● Given data
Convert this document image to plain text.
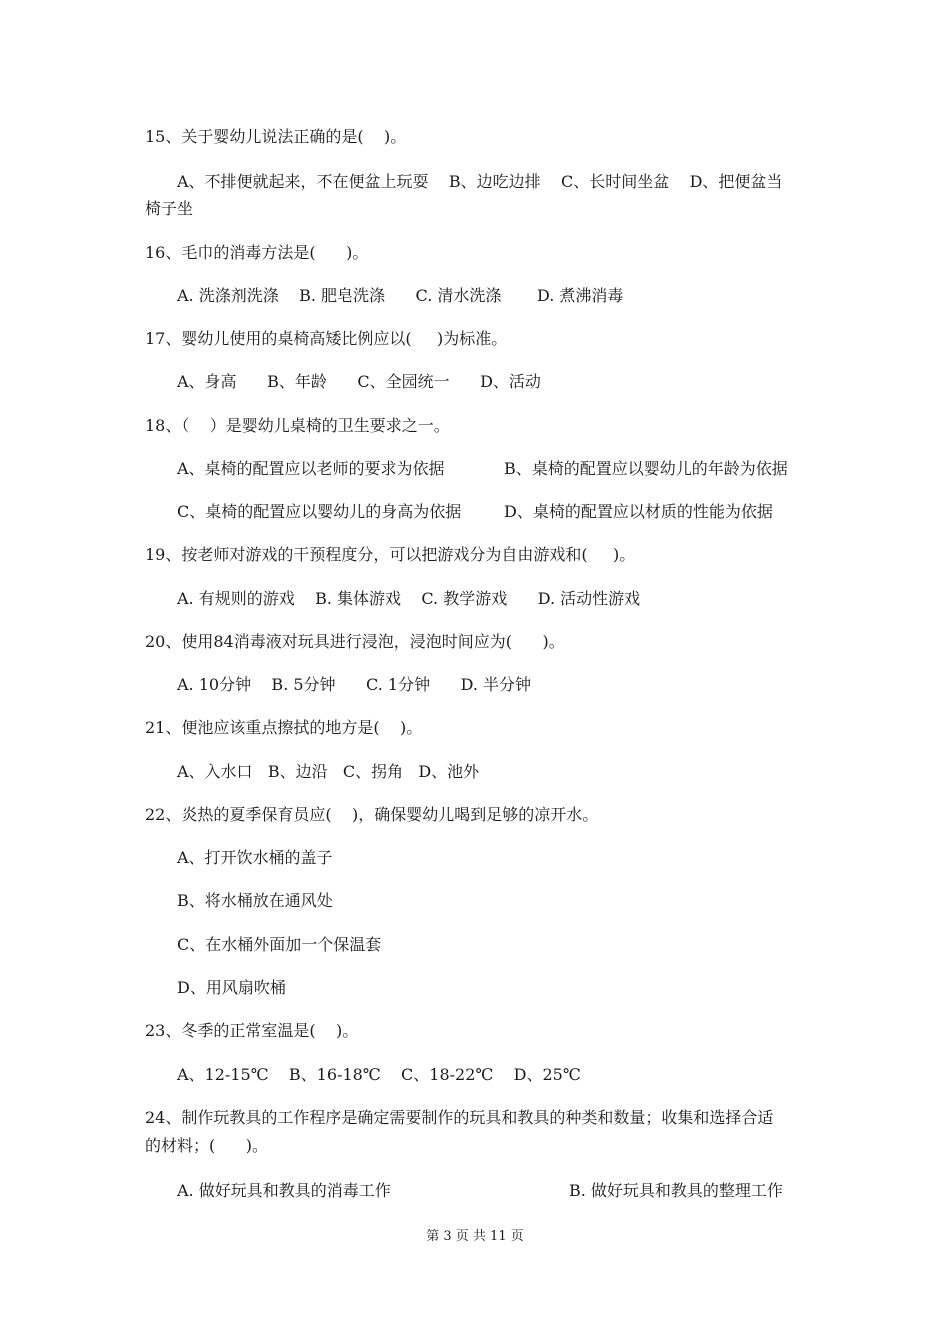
15、关于婴幼儿说法正确的是(    )。
A、不排便就起来，不在便盆上玩耍    B、边吃边排    C、长时间坐盆    D、把便盆当
椅子坐
16、毛巾的消毒方法是(      )。
A. 洗涤剂洗涤    B. 肥皂洗涤      C. 清水洗涤       D. 煮沸消毒
17、婴幼儿使用的桌椅高矮比例应以(     )为标准。
A、身高      B、年龄      C、全园统一      D、活动
18、（    ）是婴幼儿桌椅的卫生要求之一。
A、桌椅的配置应以老师的要求为依据	B、桌椅的配置应以婴幼儿的年龄为依据
C、桌椅的配置应以婴幼儿的身高为依据	D、桌椅的配置应以材质的性能为依据
19、按老师对游戏的干预程度分，可以把游戏分为自由游戏和(     )。
A. 有规则的游戏    B. 集体游戏    C. 教学游戏      D. 活动性游戏
20、使用84消毒液对玩具进行浸泡，浸泡时间应为(      )。
A. 10分钟    B. 5分钟      C. 1分钟      D. 半分钟
21、便池应该重点擦拭的地方是(    )。
A、入水口   B、边沿   C、拐角   D、池外
22、炎热的夏季保育员应(    )，确保婴幼儿喝到足够的凉开水。
A、打开饮水桶的盖子
B、将水桶放在通风处
C、在水桶外面加一个保温套
D、用风扇吹桶
23、冬季的正常室温是(    )。
A、12-15℃    B、16-18℃    C、18-22℃    D、25℃
24、制作玩教具的工作程序是确定需要制作的玩具和教具的种类和数量；收集和选择合适
的材料；(      )。
A. 做好玩具和教具的消毒工作	B. 做好玩具和教具的整理工作
第 3 页 共 11 页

● Set problem
Repeat the preceding records precisely, and leave every picture out of the copy.

● Exercise solution
Convert this document image to plain text.
15、关于婴幼儿说法正确的是(    )。
A、不排便就起来，不在便盆上玩耍    B、边吃边排    C、长时间坐盆    D、把便盆当
椅子坐
16、毛巾的消毒方法是(      )。
A. 洗涤剂洗涤    B. 肥皂洗涤      C. 清水洗涤       D. 煮沸消毒
17、婴幼儿使用的桌椅高矮比例应以(     )为标准。
A、身高      B、年龄      C、全园统一      D、活动
18、（    ）是婴幼儿桌椅的卫生要求之一。
A、桌椅的配置应以老师的要求为依据	B、桌椅的配置应以婴幼儿的年龄为依据
C、桌椅的配置应以婴幼儿的身高为依据	D、桌椅的配置应以材质的性能为依据
19、按老师对游戏的干预程度分，可以把游戏分为自由游戏和(     )。
A. 有规则的游戏    B. 集体游戏    C. 教学游戏      D. 活动性游戏
20、使用84消毒液对玩具进行浸泡，浸泡时间应为(      )。
A. 10分钟    B. 5分钟      C. 1分钟      D. 半分钟
21、便池应该重点擦拭的地方是(    )。
A、入水口   B、边沿   C、拐角   D、池外
22、炎热的夏季保育员应(    )，确保婴幼儿喝到足够的凉开水。
A、打开饮水桶的盖子
B、将水桶放在通风处
C、在水桶外面加一个保温套
D、用风扇吹桶
23、冬季的正常室温是(    )。
A、12-15℃    B、16-18℃    C、18-22℃    D、25℃
24、制作玩教具的工作程序是确定需要制作的玩具和教具的种类和数量；收集和选择合适
的材料；(      )。
A. 做好玩具和教具的消毒工作	B. 做好玩具和教具的整理工作
第 3 页 共 11 页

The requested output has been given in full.